Why We Grow Up to Move Poorly

Written By Chiropractic Health and Wellness on June 17, 2013

We didn't write this but this is a great blog from a successful Crossfitter and Chiropractor. Read on...

My patients are consistently baffled when I show them ways in which they move poorly. From breathing to squatting, it goes like this:

Patient: Why can't I do this?
Dooley: You used to do it well. Watch a toddler move. It tends to look like perfection.
Patient: When did I come undone? Why am I a mess now?

This is a question that has a not-so-surprising answer: You grew up.

Watch a toddler. They sprint around, squat, play, and breathe from the gut. They live to laugh but cry like bloody murder, too. They rarely sit still.

And what do we adults say to them?

"Sit still."
"Don't run - slow down."
"Shush. Be good. Quiet down."

Or, maybe it's worse. Instead of encouraging them to play, we sit them in front of the TV. When they don't feel like eating, we force them to eat. We encourage them to clean their plate, even though they're done.

Then, at age 4-6, we sit them in a classroom for 8 hours a day. We make them sit still, when they were born to move. Worse, we don't encourage them to squat; instead, we put them in a chair designed to foul up their movement. We drug them up, as if they are disruptive for wanting out of that chair.

We adults are lazy, so we encourage our perfectly moving children to be more like us. Moving poorly and overeating are equivocal to "being good." So, most adults end up moving poorly and cleaning our plates.

Collection entries

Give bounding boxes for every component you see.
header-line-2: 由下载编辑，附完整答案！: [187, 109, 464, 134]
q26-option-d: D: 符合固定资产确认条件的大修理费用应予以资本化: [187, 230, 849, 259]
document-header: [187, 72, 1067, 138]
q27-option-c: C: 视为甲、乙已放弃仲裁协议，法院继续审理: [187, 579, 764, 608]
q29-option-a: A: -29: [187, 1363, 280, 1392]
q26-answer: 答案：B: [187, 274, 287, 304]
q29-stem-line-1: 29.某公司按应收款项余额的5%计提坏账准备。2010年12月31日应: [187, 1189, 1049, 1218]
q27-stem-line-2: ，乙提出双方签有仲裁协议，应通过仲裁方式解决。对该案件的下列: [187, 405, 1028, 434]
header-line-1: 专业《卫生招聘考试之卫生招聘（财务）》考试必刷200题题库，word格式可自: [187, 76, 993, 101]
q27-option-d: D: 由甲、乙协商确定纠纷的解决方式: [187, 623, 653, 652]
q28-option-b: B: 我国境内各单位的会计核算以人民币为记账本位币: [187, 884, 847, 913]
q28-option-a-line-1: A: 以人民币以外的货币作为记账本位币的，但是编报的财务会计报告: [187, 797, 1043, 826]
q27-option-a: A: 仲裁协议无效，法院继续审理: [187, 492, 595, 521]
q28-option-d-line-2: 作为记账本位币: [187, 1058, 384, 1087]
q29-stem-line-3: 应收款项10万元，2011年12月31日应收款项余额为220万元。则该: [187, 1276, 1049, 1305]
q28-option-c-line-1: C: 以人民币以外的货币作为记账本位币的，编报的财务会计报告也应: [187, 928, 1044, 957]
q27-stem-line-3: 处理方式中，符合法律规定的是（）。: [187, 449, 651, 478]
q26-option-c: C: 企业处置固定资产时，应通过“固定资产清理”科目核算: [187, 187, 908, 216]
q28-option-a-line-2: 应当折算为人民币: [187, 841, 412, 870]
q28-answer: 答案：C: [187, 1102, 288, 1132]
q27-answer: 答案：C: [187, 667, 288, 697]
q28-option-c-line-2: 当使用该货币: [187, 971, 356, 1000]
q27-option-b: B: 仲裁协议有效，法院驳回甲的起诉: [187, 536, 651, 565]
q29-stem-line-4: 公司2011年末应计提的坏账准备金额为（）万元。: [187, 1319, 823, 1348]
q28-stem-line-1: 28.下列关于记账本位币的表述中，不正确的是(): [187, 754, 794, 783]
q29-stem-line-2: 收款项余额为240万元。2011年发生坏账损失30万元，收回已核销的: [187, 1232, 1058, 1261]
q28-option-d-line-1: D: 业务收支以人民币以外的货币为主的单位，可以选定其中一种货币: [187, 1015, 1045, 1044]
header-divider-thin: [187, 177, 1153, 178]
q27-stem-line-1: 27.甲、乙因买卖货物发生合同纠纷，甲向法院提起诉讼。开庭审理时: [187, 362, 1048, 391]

▶ [EXERCISE DETAILS]
Please rewrite the paragraph of the blog post on moving poorly that begins "Then, at age 4-6" as a short bulleted list that keeps its main facts. You can ignore the lines; they play no part in this.

▶ [OUTPUT FOR THIS EXERCISE]
- At age 4-6, children are sat in a classroom for 8 hours a day.
- They are made to sit still, though they were born to move.
- Instead of being encouraged to squat, they are put in chairs designed to foul up their movement.
- They are drugged, as if wanting out of the chair makes them disruptive.